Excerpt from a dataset
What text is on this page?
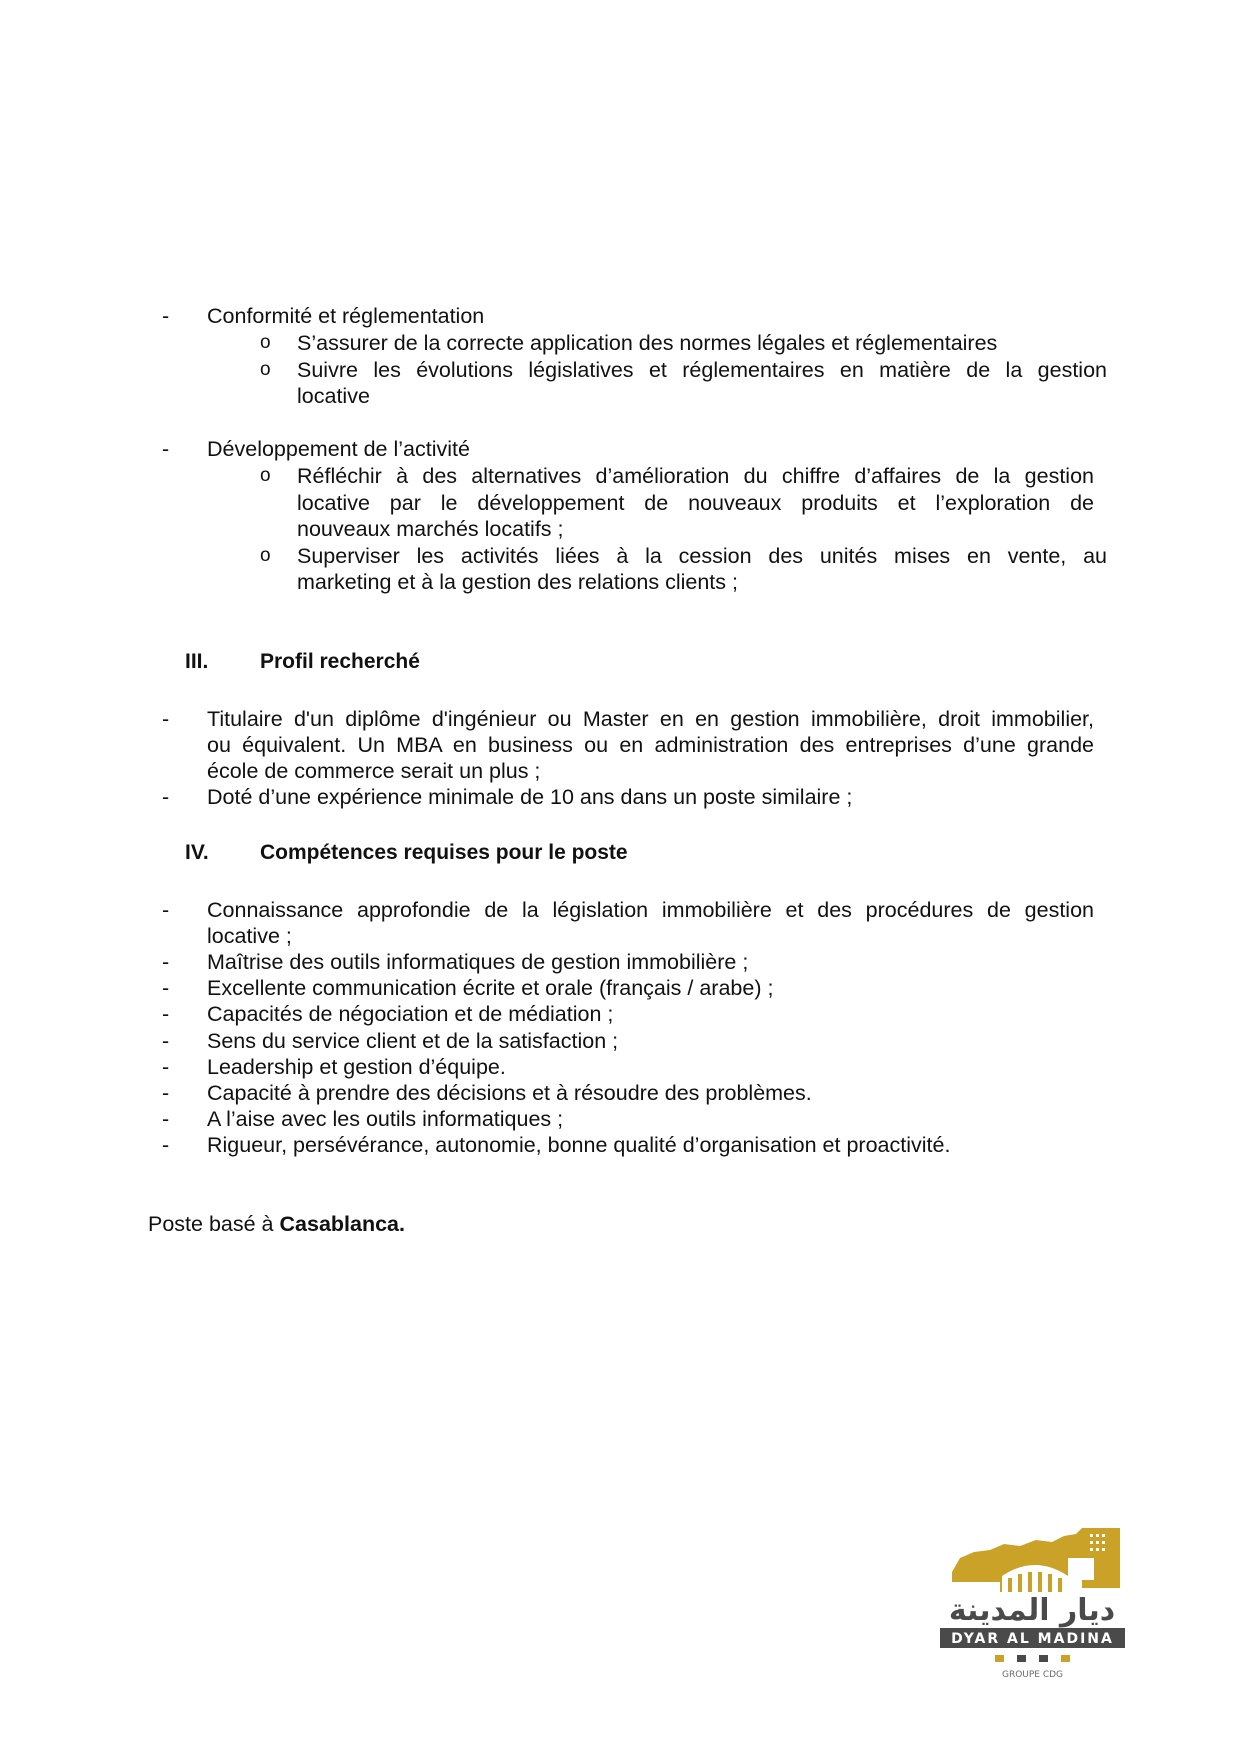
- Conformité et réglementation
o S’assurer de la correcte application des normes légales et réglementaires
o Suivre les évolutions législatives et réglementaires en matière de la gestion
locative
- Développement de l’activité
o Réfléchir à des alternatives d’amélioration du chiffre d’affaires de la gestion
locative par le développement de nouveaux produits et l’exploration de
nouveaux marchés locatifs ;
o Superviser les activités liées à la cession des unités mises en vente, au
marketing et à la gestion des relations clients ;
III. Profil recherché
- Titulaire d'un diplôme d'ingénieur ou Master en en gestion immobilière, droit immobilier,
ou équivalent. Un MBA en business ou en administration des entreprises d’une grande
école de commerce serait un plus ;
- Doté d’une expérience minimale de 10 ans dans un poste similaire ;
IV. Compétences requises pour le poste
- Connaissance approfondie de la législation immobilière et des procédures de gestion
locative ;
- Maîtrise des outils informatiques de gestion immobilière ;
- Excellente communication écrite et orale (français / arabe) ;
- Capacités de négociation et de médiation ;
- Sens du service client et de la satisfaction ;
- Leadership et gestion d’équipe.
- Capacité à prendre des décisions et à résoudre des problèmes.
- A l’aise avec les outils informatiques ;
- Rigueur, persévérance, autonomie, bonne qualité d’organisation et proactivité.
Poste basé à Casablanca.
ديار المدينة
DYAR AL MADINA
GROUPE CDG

**What to produce**. The pictures should not be reproduced; quote all of the other material exactly.

**Exercise output**.
What text is on this page?
- Conformité et réglementation
o S’assurer de la correcte application des normes légales et réglementaires
o Suivre les évolutions législatives et réglementaires en matière de la gestion
locative
- Développement de l’activité
o Réfléchir à des alternatives d’amélioration du chiffre d’affaires de la gestion
locative par le développement de nouveaux produits et l’exploration de
nouveaux marchés locatifs ;
o Superviser les activités liées à la cession des unités mises en vente, au
marketing et à la gestion des relations clients ;
III. Profil recherché
- Titulaire d'un diplôme d'ingénieur ou Master en en gestion immobilière, droit immobilier,
ou équivalent. Un MBA en business ou en administration des entreprises d’une grande
école de commerce serait un plus ;
- Doté d’une expérience minimale de 10 ans dans un poste similaire ;
IV. Compétences requises pour le poste
- Connaissance approfondie de la législation immobilière et des procédures de gestion
locative ;
- Maîtrise des outils informatiques de gestion immobilière ;
- Excellente communication écrite et orale (français / arabe) ;
- Capacités de négociation et de médiation ;
- Sens du service client et de la satisfaction ;
- Leadership et gestion d’équipe.
- Capacité à prendre des décisions et à résoudre des problèmes.
- A l’aise avec les outils informatiques ;
- Rigueur, persévérance, autonomie, bonne qualité d’organisation et proactivité.
Poste basé à Casablanca.
ديار المدينة
DYAR AL MADINA
GROUPE CDG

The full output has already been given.